▶ [Written problem] Please recast every line of the listing below as a Markdown table with the columns "Row" and "Line", skipping blank lines and leaving out the pictures.

═════ Material provided ═════

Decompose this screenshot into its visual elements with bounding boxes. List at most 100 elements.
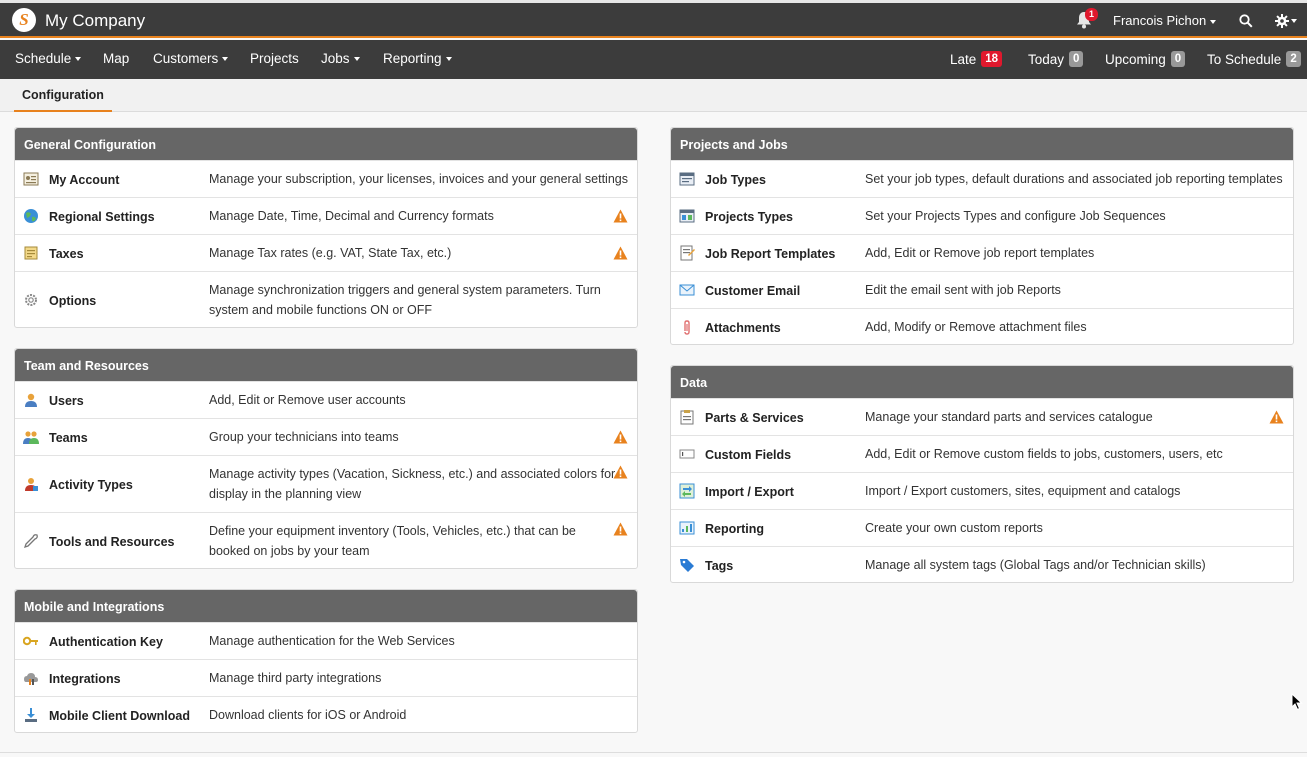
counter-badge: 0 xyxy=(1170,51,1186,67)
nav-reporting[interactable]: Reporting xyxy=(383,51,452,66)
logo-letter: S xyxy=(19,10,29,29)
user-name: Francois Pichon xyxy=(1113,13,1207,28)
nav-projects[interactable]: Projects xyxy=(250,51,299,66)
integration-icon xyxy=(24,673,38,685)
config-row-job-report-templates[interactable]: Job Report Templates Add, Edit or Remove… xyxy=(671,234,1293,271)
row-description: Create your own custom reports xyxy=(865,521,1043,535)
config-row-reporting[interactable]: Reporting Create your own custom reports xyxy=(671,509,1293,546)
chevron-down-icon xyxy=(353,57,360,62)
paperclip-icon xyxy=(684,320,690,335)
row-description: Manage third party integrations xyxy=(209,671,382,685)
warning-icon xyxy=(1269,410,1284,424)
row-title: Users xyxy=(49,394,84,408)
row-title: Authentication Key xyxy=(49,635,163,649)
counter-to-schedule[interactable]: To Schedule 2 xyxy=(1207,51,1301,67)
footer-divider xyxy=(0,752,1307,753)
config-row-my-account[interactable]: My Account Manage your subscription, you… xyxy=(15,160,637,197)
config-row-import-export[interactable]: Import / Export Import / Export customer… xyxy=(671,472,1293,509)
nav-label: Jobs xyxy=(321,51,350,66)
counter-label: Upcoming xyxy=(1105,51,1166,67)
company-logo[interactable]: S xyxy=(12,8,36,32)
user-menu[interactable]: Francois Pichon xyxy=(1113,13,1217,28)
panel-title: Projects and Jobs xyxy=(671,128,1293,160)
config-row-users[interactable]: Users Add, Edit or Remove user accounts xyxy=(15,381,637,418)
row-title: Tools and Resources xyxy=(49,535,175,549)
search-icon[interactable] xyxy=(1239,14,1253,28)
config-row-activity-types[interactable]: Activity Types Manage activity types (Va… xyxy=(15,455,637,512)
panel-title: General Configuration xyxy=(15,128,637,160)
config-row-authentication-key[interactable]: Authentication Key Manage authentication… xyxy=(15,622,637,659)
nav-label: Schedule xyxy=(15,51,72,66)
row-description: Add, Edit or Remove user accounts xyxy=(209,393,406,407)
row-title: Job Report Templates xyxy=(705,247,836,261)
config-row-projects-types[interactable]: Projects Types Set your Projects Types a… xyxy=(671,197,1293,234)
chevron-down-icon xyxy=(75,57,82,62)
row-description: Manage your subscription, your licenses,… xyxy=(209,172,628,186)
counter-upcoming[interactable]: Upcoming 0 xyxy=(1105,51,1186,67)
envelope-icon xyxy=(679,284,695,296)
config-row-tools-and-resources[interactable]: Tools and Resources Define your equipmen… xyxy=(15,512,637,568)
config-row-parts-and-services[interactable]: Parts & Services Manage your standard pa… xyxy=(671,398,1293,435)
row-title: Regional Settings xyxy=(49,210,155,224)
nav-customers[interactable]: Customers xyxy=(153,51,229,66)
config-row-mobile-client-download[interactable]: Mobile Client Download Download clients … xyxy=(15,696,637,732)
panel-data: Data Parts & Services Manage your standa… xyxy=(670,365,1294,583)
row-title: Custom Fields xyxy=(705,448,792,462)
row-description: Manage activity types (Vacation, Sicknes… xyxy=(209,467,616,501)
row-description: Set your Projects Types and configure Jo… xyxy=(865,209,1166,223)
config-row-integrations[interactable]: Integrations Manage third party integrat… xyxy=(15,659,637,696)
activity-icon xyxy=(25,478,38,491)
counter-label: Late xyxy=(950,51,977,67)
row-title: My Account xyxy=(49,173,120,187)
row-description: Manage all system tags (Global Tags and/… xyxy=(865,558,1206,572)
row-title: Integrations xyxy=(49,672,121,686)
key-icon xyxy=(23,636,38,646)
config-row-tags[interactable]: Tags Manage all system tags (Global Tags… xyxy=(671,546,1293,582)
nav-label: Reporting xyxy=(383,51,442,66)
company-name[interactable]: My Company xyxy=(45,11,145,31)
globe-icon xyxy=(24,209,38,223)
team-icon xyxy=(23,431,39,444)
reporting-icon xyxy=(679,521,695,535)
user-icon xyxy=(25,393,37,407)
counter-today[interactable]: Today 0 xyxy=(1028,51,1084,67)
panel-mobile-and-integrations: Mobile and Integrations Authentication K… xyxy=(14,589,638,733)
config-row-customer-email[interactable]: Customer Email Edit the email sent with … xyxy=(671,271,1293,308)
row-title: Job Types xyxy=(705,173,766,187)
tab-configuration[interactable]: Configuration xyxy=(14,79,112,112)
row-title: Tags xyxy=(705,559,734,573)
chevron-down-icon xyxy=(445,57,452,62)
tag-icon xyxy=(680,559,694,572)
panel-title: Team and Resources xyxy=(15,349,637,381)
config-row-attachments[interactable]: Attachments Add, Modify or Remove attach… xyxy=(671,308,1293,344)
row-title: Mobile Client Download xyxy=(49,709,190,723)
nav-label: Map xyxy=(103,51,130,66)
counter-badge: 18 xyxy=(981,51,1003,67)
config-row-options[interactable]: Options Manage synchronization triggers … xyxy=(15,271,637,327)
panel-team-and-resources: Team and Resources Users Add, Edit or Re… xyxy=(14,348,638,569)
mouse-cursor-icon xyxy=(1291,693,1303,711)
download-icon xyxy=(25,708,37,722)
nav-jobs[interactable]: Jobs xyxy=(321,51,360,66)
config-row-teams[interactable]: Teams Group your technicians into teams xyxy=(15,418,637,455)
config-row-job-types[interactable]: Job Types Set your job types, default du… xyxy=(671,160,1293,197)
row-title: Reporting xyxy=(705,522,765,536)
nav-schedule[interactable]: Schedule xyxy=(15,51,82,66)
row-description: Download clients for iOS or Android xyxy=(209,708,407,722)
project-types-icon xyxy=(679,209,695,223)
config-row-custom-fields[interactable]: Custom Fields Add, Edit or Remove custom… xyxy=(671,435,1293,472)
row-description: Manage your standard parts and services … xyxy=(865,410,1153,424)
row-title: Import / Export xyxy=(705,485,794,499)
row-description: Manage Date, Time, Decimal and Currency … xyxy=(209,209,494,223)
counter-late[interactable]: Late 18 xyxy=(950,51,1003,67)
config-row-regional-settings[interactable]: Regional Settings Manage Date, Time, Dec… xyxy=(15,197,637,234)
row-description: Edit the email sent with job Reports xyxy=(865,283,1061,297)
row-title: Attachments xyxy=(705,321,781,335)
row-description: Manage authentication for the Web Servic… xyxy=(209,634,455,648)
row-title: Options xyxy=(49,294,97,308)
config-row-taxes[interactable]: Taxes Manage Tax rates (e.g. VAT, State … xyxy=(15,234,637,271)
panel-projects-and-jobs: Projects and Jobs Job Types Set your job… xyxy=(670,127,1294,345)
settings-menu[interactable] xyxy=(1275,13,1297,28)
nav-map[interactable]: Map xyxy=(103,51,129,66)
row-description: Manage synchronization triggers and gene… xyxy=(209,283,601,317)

═════

▶ [Written answer]
| Row | Line |
|---|---|
| 1 | Decompose this screenshot into its visual elements with bounding boxes. List at most 100 elements. |
| 2 | counter-badge: 0 xyxy=(1170,51,1186,67) |
| 3 | nav-reporting[interactable]: Reporting xyxy=(383,51,452,66) |
| 4 | logo-letter: S xyxy=(19,10,29,29) |
| 5 | user-name: Francois Pichon xyxy=(1113,13,1207,28) |
| 6 | nav-projects[interactable]: Projects xyxy=(250,51,299,66) |
| 7 | integration-icon xyxy=(24,673,38,685) |
| 8 | config-row-job-report-templates[interactable]: Job Report Templates Add, Edit or Remove… xyxy=(671,234,1293,271) |
| 9 | row-description: Create your own custom reports xyxy=(865,521,1043,535) |
| 10 | config-row-reporting[interactable]: Reporting Create your own custom reports xyxy=(671,509,1293,546) |
| 11 | chevron-down-icon xyxy=(353,57,360,62) |
| 12 | paperclip-icon xyxy=(684,320,690,335) |
| 13 | row-description: Manage third party integrations xyxy=(209,671,382,685) |
| 14 | warning-icon xyxy=(1269,410,1284,424) |
| 15 | row-title: Users xyxy=(49,394,84,408) |
| 16 | row-title: Authentication Key xyxy=(49,635,163,649) |
| 17 | counter-to-schedule[interactable]: To Schedule 2 xyxy=(1207,51,1301,67) |
| 18 | footer-divider xyxy=(0,752,1307,753) |
| 19 | config-row-my-account[interactable]: My Account Manage your subscription, you… xyxy=(15,160,637,197) |
| 20 | config-row-import-export[interactable]: Import / Export Import / Export customer… xyxy=(671,472,1293,509) |
| 21 | nav-label: Jobs xyxy=(321,51,350,66) |
| 22 | counter-label: Upcoming xyxy=(1105,51,1166,67) |
| 23 | company-logo[interactable]: S xyxy=(12,8,36,32) |
| 24 | user-menu[interactable]: Francois Pichon xyxy=(1113,13,1217,28) |
| 25 | panel-title: Projects and Jobs xyxy=(671,128,1293,160) |
| 26 | config-row-users[interactable]: Users Add, Edit or Remove user accounts xyxy=(15,381,637,418) |
| 27 | row-title: Tools and Resources xyxy=(49,535,175,549) |
| 28 | search-icon[interactable] xyxy=(1239,14,1253,28) |
| 29 | config-row-activity-types[interactable]: Activity Types Manage activity types (Va… xyxy=(15,455,637,512) |
| 30 | panel-title: General Configuration xyxy=(15,128,637,160) |
| 31 | config-row-authentication-key[interactable]: Authentication Key Manage authentication… xyxy=(15,622,637,659) |
| 32 | nav-label: Schedule xyxy=(15,51,72,66) |
| 33 | row-description: Add, Edit or Remove user accounts xyxy=(209,393,406,407) |
| 34 | row-title: Job Report Templates xyxy=(705,247,836,261) |
| 35 | config-row-projects-types[interactable]: Projects Types Set your Projects Types a… xyxy=(671,197,1293,234) |
| 36 | chevron-down-icon xyxy=(75,57,82,62) |
| 37 | row-description: Manage your subscription, your licenses,… xyxy=(209,172,628,186) |
| 38 | counter-upcoming[interactable]: Upcoming 0 xyxy=(1105,51,1186,67) |
| 39 | envelope-icon xyxy=(679,284,695,296) |
| 40 | config-row-tools-and-resources[interactable]: Tools and Resources Define your equipmen… xyxy=(15,512,637,568) |
| 41 | config-row-parts-and-services[interactable]: Parts & Services Manage your standard pa… xyxy=(671,398,1293,435) |
| 42 | row-title: Regional Settings xyxy=(49,210,155,224) |
| 43 | nav-customers[interactable]: Customers xyxy=(153,51,229,66) |
| 44 | config-row-mobile-client-download[interactable]: Mobile Client Download Download clients … xyxy=(15,696,637,732) |
| 45 | panel-data: Data Parts & Services Manage your standa… xyxy=(670,365,1294,583) |
| 46 | row-title: Custom Fields xyxy=(705,448,792,462) |
| 47 | row-description: Manage activity types (Vacation, Sicknes… xyxy=(209,467,616,501) |
| 48 | row-description: Set your Projects Types and configure Jo… xyxy=(865,209,1166,223) |
| 49 | config-row-integrations[interactable]: Integrations Manage third party integrat… xyxy=(15,659,637,696) |
| 50 | activity-icon xyxy=(25,478,38,491) |
| 51 | counter-label: Late xyxy=(950,51,977,67) |
| 52 | row-title: My Account xyxy=(49,173,120,187) |
| 53 | row-description: Manage all system tags (Global Tags and/… xyxy=(865,558,1206,572) |
| 54 | row-title: Integrations xyxy=(49,672,121,686) |
| 55 | key-icon xyxy=(23,636,38,646) |
| 56 | config-row-tags[interactable]: Tags Manage all system tags (Global Tags… xyxy=(671,546,1293,582) |
| 57 | nav-label: Reporting xyxy=(383,51,442,66) |
| 58 | company-name[interactable]: My Company xyxy=(45,11,145,31) |
| 59 | globe-icon xyxy=(24,209,38,223) |
| 60 | team-icon xyxy=(23,431,39,444) |
| 61 | reporting-icon xyxy=(679,521,695,535) |
| 62 | user-icon xyxy=(25,393,37,407) |
| 63 | counter-today[interactable]: Today 0 xyxy=(1028,51,1084,67) |
| 64 | panel-mobile-and-integrations: Mobile and Integrations Authentication K… xyxy=(14,589,638,733) |
| 65 | config-row-customer-email[interactable]: Customer Email Edit the email sent with … xyxy=(671,271,1293,308) |
| 66 | row-title: Job Types xyxy=(705,173,766,187) |
| 67 | tab-configuration[interactable]: Configuration xyxy=(14,79,112,112) |
| 68 | row-title: Tags xyxy=(705,559,734,573) |
| 69 | chevron-down-icon xyxy=(445,57,452,62) |
| 70 | tag-icon xyxy=(680,559,694,572) |
| 71 | panel-title: Team and Resources xyxy=(15,349,637,381) |
| 72 | config-row-attachments[interactable]: Attachments Add, Modify or Remove attach… xyxy=(671,308,1293,344) |
| 73 | row-title: Mobile Client Download xyxy=(49,709,190,723) |
| 74 | nav-label: Map xyxy=(103,51,130,66) |
| 75 | counter-badge: 18 xyxy=(981,51,1003,67) |
| 76 | config-row-options[interactable]: Options Manage synchronization triggers … xyxy=(15,271,637,327) |
| 77 | panel-team-and-resources: Team and Resources Users Add, Edit or Re… xyxy=(14,348,638,569) |
| 78 | mouse-cursor-icon xyxy=(1291,693,1303,711) |
| 79 | download-icon xyxy=(25,708,37,722) |
| 80 | nav-jobs[interactable]: Jobs xyxy=(321,51,360,66) |
| 81 | config-row-teams[interactable]: Teams Group your technicians into teams xyxy=(15,418,637,455) |
| 82 | config-row-job-types[interactable]: Job Types Set your job types, default du… xyxy=(671,160,1293,197) |
| 83 | row-title: Reporting xyxy=(705,522,765,536) |
| 84 | nav-schedule[interactable]: Schedule xyxy=(15,51,82,66) |
| 85 | row-description: Download clients for iOS or Android xyxy=(209,708,407,722) |
| 86 | project-types-icon xyxy=(679,209,695,223) |
| 87 | config-row-custom-fields[interactable]: Custom Fields Add, Edit or Remove custom… xyxy=(671,435,1293,472) |
| 88 | row-description: Manage your standard parts and services … xyxy=(865,410,1153,424) |
| 89 | row-title: Import / Export xyxy=(705,485,794,499) |
| 90 | row-description: Manage Date, Time, Decimal and Currency … xyxy=(209,209,494,223) |
| 91 | counter-late[interactable]: Late 18 xyxy=(950,51,1003,67) |
| 92 | config-row-regional-settings[interactable]: Regional Settings Manage Date, Time, Dec… xyxy=(15,197,637,234) |
| 93 | row-description: Edit the email sent with job Reports xyxy=(865,283,1061,297) |
| 94 | row-title: Attachments xyxy=(705,321,781,335) |
| 95 | row-description: Manage authentication for the Web Servic… xyxy=(209,634,455,648) |
| 96 | row-title: Options xyxy=(49,294,97,308) |
| 97 | config-row-taxes[interactable]: Taxes Manage Tax rates (e.g. VAT, State … xyxy=(15,234,637,271) |
| 98 | panel-projects-and-jobs: Projects and Jobs Job Types Set your job… xyxy=(670,127,1294,345) |
| 99 | settings-menu[interactable] xyxy=(1275,13,1297,28) |
| 100 | nav-map[interactable]: Map xyxy=(103,51,129,66) |
| 101 | row-description: Manage synchronization triggers and gene… xyxy=(209,283,601,317) |